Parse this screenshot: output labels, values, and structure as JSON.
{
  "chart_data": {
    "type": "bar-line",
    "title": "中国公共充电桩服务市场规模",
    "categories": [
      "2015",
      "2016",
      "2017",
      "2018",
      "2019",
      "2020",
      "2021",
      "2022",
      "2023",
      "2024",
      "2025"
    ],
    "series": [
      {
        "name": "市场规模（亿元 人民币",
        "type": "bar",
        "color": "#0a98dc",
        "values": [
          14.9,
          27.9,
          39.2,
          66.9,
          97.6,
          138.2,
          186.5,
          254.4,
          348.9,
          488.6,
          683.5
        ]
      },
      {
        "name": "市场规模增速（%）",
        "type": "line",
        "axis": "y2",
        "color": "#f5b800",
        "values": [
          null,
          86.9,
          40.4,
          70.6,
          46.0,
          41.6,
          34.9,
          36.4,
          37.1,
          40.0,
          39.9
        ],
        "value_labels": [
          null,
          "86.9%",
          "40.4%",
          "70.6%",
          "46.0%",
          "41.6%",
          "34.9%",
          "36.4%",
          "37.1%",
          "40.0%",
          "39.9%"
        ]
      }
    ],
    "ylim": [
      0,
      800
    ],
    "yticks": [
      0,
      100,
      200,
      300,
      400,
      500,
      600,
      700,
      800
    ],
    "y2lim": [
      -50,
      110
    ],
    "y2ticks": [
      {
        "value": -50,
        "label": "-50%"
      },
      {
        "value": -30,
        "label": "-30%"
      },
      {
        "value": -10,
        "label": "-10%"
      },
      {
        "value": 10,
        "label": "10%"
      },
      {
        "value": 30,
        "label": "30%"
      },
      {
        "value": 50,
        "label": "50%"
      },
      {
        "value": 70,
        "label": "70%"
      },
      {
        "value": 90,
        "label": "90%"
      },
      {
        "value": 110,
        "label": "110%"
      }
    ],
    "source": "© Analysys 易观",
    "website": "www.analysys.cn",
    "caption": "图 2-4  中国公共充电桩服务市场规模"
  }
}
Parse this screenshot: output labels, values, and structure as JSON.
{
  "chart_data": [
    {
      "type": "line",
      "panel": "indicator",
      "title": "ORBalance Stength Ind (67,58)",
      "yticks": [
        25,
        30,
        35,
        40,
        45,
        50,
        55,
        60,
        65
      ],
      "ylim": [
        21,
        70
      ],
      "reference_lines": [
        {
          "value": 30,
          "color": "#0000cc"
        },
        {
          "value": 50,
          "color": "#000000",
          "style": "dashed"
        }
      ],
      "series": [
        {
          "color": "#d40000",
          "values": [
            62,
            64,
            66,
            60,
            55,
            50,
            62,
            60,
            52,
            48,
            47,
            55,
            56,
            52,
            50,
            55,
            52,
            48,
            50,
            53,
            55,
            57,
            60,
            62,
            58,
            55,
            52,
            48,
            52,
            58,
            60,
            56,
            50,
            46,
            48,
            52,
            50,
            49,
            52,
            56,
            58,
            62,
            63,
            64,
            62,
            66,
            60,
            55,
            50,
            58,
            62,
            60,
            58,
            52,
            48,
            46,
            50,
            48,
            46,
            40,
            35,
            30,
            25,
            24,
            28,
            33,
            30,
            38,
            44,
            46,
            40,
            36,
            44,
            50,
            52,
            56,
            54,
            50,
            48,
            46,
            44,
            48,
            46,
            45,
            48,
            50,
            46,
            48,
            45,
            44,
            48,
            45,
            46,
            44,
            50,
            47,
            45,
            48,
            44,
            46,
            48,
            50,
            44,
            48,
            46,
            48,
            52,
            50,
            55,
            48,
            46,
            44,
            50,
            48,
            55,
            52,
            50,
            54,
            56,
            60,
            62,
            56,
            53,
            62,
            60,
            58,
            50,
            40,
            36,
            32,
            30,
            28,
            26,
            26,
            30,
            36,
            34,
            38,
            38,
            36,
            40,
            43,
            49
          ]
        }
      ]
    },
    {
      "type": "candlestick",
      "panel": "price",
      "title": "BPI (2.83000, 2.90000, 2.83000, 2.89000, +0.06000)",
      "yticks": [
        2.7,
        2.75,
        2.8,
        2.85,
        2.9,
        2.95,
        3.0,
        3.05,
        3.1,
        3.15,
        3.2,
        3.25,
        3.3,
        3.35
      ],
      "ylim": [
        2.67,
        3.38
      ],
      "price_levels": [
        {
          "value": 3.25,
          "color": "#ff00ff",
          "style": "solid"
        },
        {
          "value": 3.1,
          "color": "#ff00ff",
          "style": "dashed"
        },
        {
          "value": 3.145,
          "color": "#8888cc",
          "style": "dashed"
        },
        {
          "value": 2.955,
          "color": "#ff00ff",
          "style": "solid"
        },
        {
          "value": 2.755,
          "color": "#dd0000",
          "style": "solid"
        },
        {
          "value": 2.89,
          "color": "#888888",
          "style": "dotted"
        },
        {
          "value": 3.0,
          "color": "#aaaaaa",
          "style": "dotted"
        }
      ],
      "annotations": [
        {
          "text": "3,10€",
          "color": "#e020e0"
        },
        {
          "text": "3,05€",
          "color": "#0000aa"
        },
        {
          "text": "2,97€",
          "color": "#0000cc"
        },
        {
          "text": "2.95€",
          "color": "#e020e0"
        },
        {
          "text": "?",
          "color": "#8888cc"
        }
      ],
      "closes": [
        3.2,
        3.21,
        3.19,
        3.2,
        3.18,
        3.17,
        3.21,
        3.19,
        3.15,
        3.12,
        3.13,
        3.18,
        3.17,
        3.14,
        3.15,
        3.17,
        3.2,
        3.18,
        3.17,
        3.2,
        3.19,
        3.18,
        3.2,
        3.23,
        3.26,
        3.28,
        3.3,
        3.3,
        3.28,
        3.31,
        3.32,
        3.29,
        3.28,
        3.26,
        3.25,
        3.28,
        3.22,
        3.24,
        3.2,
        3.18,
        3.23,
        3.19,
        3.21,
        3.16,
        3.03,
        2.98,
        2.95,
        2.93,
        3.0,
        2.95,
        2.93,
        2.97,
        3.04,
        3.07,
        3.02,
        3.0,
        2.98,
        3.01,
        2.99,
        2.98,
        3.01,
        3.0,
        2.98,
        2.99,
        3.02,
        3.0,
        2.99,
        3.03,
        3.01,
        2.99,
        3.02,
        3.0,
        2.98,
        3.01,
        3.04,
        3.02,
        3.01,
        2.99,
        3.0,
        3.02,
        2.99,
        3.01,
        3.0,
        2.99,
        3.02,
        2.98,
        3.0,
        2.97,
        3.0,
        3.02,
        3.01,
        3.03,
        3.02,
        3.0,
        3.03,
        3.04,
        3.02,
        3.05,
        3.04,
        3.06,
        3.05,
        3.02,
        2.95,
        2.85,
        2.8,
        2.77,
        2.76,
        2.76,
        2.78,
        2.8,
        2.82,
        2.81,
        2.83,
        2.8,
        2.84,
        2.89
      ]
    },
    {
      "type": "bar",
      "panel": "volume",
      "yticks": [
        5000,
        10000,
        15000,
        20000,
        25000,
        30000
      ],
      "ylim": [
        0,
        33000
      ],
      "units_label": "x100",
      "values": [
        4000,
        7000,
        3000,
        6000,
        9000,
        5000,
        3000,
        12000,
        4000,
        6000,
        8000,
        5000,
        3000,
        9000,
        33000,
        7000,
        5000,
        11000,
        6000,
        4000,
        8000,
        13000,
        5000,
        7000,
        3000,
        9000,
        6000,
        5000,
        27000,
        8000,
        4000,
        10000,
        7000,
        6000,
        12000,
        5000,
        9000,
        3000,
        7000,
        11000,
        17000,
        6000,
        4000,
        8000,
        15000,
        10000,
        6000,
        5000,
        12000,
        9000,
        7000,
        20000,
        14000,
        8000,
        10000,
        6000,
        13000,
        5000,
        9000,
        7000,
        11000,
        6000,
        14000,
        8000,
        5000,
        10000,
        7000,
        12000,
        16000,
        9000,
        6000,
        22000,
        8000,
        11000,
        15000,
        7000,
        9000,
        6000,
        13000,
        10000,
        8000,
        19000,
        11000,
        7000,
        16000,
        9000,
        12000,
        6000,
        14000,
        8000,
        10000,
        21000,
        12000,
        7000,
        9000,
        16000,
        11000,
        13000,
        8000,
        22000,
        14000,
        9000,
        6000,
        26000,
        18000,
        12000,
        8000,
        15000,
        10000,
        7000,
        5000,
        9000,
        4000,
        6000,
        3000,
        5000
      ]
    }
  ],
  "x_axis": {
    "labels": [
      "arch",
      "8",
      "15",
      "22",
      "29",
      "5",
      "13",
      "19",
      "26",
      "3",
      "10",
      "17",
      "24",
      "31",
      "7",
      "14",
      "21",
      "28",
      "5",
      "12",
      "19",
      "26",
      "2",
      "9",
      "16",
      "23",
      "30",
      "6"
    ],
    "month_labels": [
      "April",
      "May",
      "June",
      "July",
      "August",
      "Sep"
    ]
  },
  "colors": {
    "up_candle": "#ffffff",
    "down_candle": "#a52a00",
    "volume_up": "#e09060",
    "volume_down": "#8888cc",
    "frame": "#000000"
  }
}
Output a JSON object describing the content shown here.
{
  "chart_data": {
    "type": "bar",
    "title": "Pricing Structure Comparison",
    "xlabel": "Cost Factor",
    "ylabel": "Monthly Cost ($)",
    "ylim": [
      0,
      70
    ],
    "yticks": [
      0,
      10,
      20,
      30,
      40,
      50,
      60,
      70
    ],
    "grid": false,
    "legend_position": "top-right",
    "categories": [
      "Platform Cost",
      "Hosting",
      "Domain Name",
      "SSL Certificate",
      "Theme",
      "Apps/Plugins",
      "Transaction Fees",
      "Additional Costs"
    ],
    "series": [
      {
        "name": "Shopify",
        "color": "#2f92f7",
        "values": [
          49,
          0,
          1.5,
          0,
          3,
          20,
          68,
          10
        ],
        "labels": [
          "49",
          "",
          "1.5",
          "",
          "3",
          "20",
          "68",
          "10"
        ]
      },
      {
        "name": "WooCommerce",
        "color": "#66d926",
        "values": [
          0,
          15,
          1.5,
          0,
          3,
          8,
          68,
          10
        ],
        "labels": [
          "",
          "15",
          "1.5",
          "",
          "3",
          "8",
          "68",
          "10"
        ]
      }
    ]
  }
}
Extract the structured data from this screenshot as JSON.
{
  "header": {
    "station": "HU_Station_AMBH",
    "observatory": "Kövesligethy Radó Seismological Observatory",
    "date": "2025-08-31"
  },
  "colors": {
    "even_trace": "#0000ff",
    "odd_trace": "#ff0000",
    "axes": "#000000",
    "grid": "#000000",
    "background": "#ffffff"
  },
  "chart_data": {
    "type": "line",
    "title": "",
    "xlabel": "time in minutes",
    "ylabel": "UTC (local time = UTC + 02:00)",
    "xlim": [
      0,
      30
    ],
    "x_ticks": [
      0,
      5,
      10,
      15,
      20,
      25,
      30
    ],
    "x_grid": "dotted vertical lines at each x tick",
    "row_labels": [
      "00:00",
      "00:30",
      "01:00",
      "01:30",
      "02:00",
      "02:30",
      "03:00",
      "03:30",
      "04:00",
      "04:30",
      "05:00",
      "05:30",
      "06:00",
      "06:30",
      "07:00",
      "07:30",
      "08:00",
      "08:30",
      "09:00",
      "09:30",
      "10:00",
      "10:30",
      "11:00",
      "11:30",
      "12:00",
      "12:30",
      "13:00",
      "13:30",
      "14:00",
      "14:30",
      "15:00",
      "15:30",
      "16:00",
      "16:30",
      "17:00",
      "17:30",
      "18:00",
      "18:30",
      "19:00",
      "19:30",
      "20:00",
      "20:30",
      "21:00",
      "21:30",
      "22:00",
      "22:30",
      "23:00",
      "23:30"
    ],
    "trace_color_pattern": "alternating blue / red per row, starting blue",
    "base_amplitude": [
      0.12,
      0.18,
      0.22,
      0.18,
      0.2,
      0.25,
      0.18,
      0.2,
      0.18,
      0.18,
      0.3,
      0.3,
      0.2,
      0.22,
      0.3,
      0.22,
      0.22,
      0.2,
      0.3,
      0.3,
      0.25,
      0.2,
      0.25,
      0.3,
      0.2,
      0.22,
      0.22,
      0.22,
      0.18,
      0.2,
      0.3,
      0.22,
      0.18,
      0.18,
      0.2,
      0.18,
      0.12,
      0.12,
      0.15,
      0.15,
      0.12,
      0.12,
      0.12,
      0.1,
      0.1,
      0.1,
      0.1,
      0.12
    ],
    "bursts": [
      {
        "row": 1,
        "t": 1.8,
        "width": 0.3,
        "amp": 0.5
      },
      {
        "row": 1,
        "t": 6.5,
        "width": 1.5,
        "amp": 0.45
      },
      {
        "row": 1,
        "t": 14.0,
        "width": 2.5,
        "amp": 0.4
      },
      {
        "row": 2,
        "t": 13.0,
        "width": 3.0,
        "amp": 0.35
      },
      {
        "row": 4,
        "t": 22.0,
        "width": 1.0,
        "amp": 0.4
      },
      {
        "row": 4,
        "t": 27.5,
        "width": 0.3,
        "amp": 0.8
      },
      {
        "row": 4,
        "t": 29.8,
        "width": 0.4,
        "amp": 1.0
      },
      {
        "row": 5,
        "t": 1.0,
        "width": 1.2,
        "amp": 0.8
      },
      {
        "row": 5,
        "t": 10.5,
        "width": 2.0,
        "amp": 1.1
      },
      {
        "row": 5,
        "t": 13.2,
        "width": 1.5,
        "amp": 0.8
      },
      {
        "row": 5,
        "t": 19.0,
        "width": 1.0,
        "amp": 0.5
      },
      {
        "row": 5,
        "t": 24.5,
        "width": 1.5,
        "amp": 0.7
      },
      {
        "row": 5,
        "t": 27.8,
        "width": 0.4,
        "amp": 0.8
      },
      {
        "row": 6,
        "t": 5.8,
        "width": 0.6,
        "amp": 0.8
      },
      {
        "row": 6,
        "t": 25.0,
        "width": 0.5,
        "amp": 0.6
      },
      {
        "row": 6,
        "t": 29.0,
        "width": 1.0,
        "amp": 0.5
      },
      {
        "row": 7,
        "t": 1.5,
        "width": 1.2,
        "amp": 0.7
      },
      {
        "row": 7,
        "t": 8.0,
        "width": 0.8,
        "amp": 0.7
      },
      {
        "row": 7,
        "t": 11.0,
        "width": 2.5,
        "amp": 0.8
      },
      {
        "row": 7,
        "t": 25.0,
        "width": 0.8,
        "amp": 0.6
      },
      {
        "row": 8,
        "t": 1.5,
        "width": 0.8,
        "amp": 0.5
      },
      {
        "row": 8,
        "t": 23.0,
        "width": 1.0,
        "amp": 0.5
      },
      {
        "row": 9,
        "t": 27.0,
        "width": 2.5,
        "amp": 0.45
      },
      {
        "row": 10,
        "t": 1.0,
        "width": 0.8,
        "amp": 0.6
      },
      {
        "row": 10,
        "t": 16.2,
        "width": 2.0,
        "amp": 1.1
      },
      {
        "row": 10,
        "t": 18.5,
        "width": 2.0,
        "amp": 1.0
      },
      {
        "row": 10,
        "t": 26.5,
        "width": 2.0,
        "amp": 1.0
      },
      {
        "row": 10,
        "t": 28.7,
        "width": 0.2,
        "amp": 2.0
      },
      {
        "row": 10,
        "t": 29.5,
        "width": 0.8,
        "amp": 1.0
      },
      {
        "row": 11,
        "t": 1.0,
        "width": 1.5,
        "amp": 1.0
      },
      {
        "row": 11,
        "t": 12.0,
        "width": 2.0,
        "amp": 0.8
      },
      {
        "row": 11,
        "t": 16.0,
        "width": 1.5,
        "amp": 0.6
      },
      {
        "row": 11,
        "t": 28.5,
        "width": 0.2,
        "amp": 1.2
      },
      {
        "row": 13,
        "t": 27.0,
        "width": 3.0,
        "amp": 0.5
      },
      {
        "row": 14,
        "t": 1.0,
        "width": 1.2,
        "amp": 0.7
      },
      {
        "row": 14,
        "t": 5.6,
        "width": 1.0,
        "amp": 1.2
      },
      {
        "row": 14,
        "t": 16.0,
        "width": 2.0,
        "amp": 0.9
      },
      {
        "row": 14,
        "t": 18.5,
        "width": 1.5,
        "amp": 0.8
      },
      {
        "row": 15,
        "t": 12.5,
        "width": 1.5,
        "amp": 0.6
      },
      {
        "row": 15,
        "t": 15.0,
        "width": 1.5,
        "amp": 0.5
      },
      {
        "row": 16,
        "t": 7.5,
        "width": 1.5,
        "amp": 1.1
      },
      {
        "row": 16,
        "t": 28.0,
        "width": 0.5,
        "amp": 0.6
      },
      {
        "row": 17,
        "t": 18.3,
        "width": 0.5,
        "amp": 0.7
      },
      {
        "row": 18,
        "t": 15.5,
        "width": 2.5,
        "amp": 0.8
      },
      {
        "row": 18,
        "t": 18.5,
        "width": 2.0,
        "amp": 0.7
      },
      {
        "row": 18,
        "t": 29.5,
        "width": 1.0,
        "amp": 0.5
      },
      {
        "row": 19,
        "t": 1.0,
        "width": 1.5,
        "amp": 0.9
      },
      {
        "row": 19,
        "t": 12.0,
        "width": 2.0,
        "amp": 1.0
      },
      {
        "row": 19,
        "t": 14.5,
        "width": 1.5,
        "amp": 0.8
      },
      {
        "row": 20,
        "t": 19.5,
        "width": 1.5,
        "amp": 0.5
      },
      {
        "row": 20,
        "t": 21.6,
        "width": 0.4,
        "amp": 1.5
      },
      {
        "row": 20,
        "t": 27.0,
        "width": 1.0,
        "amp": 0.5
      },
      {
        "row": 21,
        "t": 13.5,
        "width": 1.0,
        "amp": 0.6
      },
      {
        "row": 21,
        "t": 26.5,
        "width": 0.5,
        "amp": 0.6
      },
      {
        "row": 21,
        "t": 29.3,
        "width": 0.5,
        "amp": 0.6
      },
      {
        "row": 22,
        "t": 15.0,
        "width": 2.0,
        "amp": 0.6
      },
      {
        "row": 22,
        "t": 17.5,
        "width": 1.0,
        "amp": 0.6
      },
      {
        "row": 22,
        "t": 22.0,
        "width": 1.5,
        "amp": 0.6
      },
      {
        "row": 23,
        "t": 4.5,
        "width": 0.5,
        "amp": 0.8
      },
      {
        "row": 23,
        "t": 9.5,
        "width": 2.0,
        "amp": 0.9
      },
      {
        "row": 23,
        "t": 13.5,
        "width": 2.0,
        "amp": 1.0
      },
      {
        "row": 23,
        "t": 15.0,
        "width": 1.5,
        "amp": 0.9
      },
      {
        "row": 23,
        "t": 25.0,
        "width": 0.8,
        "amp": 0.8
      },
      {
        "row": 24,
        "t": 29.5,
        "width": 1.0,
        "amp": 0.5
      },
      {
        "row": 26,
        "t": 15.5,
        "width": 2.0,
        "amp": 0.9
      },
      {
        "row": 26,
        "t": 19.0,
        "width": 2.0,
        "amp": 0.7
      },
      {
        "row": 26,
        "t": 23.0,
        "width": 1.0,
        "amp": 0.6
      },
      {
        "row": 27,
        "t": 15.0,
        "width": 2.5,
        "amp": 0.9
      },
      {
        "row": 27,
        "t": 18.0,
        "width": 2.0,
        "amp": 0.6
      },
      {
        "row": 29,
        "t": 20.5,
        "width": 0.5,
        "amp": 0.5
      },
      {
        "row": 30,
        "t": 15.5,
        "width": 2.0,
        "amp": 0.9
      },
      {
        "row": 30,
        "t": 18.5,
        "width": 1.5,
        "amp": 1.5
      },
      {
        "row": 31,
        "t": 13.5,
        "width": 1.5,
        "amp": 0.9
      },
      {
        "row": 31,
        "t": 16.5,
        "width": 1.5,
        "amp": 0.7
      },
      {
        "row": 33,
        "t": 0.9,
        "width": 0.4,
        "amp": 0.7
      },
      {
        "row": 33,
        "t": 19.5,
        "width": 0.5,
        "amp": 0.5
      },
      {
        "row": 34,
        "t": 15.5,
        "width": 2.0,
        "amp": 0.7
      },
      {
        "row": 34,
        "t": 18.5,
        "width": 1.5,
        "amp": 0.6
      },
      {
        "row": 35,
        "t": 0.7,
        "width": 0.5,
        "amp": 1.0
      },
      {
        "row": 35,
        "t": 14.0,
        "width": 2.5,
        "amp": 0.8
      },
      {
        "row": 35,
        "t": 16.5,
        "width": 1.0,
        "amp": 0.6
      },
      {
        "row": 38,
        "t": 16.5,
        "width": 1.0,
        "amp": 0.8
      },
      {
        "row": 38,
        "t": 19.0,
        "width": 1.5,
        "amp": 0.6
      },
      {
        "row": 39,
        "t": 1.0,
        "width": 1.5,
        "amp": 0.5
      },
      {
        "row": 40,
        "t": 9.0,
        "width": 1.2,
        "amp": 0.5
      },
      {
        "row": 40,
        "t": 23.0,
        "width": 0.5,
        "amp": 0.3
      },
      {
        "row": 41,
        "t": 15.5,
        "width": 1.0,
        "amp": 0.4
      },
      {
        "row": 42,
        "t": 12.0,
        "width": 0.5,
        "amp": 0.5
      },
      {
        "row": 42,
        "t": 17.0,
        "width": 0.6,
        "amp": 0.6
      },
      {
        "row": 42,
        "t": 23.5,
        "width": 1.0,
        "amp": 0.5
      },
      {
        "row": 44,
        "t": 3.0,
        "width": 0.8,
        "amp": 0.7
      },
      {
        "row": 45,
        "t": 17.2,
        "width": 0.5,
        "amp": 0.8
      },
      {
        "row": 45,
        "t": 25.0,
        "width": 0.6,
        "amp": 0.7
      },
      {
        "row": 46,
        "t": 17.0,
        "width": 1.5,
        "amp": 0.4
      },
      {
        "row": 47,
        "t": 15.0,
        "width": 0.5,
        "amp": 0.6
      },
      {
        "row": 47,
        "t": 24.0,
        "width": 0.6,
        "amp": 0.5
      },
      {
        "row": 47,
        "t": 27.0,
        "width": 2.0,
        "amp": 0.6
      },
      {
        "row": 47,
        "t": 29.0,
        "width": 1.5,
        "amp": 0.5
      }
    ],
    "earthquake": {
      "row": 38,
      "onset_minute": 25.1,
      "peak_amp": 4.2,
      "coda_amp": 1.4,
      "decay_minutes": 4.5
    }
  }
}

# # # # # # #

## YOUR INSTRUCTIONS:
Take each line of the material that contains the word "panel" and list it.

## TASK ANSWER:
      "panel": "indicator",
      "panel": "price",
      "panel": "volume",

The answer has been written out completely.